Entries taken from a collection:
○ ○ ○ ○ ○ ○ ○
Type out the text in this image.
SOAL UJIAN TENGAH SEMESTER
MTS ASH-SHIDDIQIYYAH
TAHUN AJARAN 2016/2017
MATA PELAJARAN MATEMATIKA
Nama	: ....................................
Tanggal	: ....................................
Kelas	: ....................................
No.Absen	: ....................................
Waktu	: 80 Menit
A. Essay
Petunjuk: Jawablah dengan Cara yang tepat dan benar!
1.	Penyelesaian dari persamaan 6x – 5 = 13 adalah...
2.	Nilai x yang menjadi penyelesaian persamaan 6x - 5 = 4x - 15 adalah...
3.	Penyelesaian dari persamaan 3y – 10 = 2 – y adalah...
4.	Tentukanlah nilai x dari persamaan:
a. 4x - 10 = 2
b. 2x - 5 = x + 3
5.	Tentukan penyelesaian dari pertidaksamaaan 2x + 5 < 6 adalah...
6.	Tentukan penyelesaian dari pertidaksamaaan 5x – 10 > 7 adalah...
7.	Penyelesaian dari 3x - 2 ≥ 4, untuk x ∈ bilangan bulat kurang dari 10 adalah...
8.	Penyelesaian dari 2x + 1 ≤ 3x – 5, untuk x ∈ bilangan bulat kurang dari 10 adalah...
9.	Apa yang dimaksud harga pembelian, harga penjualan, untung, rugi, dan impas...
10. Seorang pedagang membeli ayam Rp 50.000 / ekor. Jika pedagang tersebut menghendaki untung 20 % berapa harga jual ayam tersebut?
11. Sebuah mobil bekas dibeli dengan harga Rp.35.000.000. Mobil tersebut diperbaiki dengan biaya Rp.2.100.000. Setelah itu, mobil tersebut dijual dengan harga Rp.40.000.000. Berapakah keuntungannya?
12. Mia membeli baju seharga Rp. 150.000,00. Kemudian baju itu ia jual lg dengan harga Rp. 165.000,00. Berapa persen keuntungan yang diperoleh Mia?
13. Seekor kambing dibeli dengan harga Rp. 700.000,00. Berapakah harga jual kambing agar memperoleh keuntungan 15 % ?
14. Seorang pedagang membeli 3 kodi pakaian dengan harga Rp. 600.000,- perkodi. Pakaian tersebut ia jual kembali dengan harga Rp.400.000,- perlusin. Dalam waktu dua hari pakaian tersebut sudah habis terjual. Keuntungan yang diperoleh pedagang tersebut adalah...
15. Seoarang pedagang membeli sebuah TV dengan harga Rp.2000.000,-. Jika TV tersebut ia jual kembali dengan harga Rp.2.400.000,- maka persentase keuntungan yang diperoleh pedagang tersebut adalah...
○ ○ ○ ○ ○ ○ ○
Type the material above out again, exactly.

Type out the text in this image.
SOAL UJIAN TENGAH SEMESTER
MTS ASH-SHIDDIQIYYAH
TAHUN AJARAN 2016/2017
MATA PELAJARAN MATEMATIKA
Nama	: ....................................
Tanggal	: ....................................
Kelas	: ....................................
No.Absen	: ....................................
Waktu	: 80 Menit
A. Essay
Petunjuk: Jawablah dengan Cara yang tepat dan benar!
1.	Penyelesaian dari persamaan 6x – 5 = 13 adalah...
2.	Nilai x yang menjadi penyelesaian persamaan 6x - 5 = 4x - 15 adalah...
3.	Penyelesaian dari persamaan 3y – 10 = 2 – y adalah...
4.	Tentukanlah nilai x dari persamaan:
a. 4x - 10 = 2
b. 2x - 5 = x + 3
5.	Tentukan penyelesaian dari pertidaksamaaan 2x + 5 < 6 adalah...
6.	Tentukan penyelesaian dari pertidaksamaaan 5x – 10 > 7 adalah...
7.	Penyelesaian dari 3x - 2 ≥ 4, untuk x ∈ bilangan bulat kurang dari 10 adalah...
8.	Penyelesaian dari 2x + 1 ≤ 3x – 5, untuk x ∈ bilangan bulat kurang dari 10 adalah...
9.	Apa yang dimaksud harga pembelian, harga penjualan, untung, rugi, dan impas...
10. Seorang pedagang membeli ayam Rp 50.000 / ekor. Jika pedagang tersebut menghendaki untung 20 % berapa harga jual ayam tersebut?
11. Sebuah mobil bekas dibeli dengan harga Rp.35.000.000. Mobil tersebut diperbaiki dengan biaya Rp.2.100.000. Setelah itu, mobil tersebut dijual dengan harga Rp.40.000.000. Berapakah keuntungannya?
12. Mia membeli baju seharga Rp. 150.000,00. Kemudian baju itu ia jual lg dengan harga Rp. 165.000,00. Berapa persen keuntungan yang diperoleh Mia?
13. Seekor kambing dibeli dengan harga Rp. 700.000,00. Berapakah harga jual kambing agar memperoleh keuntungan 15 % ?
14. Seorang pedagang membeli 3 kodi pakaian dengan harga Rp. 600.000,- perkodi. Pakaian tersebut ia jual kembali dengan harga Rp.400.000,- perlusin. Dalam waktu dua hari pakaian tersebut sudah habis terjual. Keuntungan yang diperoleh pedagang tersebut adalah...
15. Seoarang pedagang membeli sebuah TV dengan harga Rp.2000.000,-. Jika TV tersebut ia jual kembali dengan harga Rp.2.400.000,- maka persentase keuntungan yang diperoleh pedagang tersebut adalah...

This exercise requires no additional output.